Basically, ajax request as well as synchronous request sends your document cookies automatically.
An HttpOnly cookie cannot be accessed by client-side APIs, such as JavaScript. This restriction eliminates the threat of cookie theft via cross-site scripting (XSS). If the browser allowed you to access it then it would be a defect in the browser.
Yes you are correct having the cookie your browser should send the cookie automatically while it is not expired and the httpOnly flag means it cannot be accessed or manipulated via JavaScript.
HttpOnly cookies are not a substitute for XSS prevention measures. In short: HttpOnly cookies do not prevent cross-site scripting (XSS) attacks, but they do lessen the impact and prevent the need to sign out users after the XSS is patched. HttpOnly cookies are not a substitute for XSS prevention measures.
Yes, HTTP-Only cookies would be fine for this functionality. They will still be provided with the XmlHttpRequest's request to the server.

### Set of tasks
**1)** According to the text on HttpOnly cookies, what threat is eliminated by the restriction on client-side access?
**2)** Translate the following sentence from the text on HttpOnly cookies into French: "An HttpOnly cookie cannot be accessed by client-side APIs, such as JavaScript."
**3)** Continue the text on HttpOnly cookies from its final sentence, keeping the same subject and manner.

### Listed records
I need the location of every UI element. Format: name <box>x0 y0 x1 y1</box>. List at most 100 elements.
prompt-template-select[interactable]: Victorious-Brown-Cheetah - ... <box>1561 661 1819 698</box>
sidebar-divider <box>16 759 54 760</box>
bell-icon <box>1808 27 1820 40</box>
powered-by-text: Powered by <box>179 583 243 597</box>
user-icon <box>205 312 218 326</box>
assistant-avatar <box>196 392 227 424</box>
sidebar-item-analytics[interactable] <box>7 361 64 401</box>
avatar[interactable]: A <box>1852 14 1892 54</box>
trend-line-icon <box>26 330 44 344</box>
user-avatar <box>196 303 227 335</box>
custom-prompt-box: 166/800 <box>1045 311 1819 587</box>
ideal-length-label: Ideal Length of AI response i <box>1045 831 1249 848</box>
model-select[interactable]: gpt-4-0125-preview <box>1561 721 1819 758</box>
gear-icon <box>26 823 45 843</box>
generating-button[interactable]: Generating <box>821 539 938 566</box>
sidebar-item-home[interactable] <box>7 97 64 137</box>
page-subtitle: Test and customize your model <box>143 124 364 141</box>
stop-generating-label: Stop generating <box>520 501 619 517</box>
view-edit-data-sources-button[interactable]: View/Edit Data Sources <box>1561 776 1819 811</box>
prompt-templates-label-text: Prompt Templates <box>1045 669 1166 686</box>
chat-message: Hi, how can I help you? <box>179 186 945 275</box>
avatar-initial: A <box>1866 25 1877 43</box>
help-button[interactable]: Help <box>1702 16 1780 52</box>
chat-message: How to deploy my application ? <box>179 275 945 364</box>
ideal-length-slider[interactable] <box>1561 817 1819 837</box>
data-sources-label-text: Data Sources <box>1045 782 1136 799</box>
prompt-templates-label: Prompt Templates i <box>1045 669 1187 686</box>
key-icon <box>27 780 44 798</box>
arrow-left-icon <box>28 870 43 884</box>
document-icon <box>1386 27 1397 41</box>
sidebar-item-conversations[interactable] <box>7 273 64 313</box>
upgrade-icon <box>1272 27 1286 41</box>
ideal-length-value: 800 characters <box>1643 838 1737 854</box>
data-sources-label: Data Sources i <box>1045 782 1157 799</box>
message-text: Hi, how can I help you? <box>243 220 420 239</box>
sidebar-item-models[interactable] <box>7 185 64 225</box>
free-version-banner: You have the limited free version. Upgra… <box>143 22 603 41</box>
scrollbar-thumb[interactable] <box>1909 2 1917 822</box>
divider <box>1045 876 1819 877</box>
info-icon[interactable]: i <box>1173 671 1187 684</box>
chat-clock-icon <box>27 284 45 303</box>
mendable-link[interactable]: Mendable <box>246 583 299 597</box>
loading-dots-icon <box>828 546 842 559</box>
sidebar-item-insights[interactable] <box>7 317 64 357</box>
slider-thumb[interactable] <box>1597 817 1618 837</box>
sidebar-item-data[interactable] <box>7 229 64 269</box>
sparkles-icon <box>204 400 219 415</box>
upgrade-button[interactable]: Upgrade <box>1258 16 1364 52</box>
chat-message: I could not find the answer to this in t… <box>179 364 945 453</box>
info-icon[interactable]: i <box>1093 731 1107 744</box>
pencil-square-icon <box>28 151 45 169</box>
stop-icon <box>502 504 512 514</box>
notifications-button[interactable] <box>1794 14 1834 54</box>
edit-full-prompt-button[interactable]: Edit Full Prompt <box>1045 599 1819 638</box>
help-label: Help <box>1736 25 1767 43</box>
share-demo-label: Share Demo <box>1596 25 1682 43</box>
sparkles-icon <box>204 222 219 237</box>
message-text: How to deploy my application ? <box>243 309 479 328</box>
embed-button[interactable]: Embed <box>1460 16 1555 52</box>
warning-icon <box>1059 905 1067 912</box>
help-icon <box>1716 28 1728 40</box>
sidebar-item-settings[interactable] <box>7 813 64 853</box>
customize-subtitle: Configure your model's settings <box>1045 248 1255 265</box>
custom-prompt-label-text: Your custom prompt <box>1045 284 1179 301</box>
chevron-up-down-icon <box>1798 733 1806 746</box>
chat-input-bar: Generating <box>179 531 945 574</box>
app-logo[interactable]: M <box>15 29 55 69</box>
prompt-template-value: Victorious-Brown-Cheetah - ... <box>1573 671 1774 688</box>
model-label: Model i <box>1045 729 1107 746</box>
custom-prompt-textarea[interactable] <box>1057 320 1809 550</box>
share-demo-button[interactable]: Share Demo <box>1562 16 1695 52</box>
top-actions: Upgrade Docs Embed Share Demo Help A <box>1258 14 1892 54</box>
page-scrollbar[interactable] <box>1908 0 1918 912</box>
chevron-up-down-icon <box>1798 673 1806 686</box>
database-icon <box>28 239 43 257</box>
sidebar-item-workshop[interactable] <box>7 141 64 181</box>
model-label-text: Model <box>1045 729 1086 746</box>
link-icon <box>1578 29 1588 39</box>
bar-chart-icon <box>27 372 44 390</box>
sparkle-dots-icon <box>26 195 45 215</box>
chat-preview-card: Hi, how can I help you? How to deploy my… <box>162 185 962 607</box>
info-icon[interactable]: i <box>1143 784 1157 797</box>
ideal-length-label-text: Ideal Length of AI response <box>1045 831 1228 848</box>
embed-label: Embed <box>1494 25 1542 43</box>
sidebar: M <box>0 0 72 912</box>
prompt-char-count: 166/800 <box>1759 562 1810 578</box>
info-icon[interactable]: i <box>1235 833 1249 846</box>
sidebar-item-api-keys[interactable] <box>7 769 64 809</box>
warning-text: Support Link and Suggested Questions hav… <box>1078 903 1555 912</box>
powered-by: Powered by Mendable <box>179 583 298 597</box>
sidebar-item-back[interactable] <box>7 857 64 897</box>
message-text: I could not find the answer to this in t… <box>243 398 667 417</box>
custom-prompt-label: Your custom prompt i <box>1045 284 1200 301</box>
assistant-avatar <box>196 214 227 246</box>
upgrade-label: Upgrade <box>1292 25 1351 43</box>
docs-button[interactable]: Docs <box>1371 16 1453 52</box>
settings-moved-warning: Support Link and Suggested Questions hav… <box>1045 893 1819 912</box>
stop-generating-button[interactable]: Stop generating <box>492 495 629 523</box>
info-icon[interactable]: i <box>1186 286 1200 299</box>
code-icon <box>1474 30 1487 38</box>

### Expected results
**1)** Cookie theft via cross-site scripting (XSS).

**2)** Un cookie HttpOnly n'est pas accessible aux API côté client, telles que JavaScript.

**3)**
In the case of Stack Overflow, the cookies are automatically provided as part of the XmlHttpRequest request. I don't know the implementation details of the Stack Overflow authentication provider, but that cookie data is probably automatically used to verify your identity at a lower level than the "vote" controller method.
More generally, cookies are not required for AJAX. XmlHttpRequest support (or even iframe remoting, on older browsers) is all that is technically required.
However, if you want to provide security for AJAX enabled functionality, then the same rules apply as with traditional sites. You need some method for identifying the user behind each request, and cookies are almost always the means to that end.
In your example, I cannot write to your document.cookie, but I can still steal your cookie and post it to my domain using the XMLHttpRequest object.
XmlHttpRequest won't make cross-domain requests (for exactly the sorts of reasons you're touching on).
You could normally inject script to send the cookie to your domain using iframe remoting or JSONP, but then HTTP-Only protects the cookie again since it's inaccessible.
Unless you had compromised StackOverflow.com on the server side, you wouldn't be able to steal my cookie.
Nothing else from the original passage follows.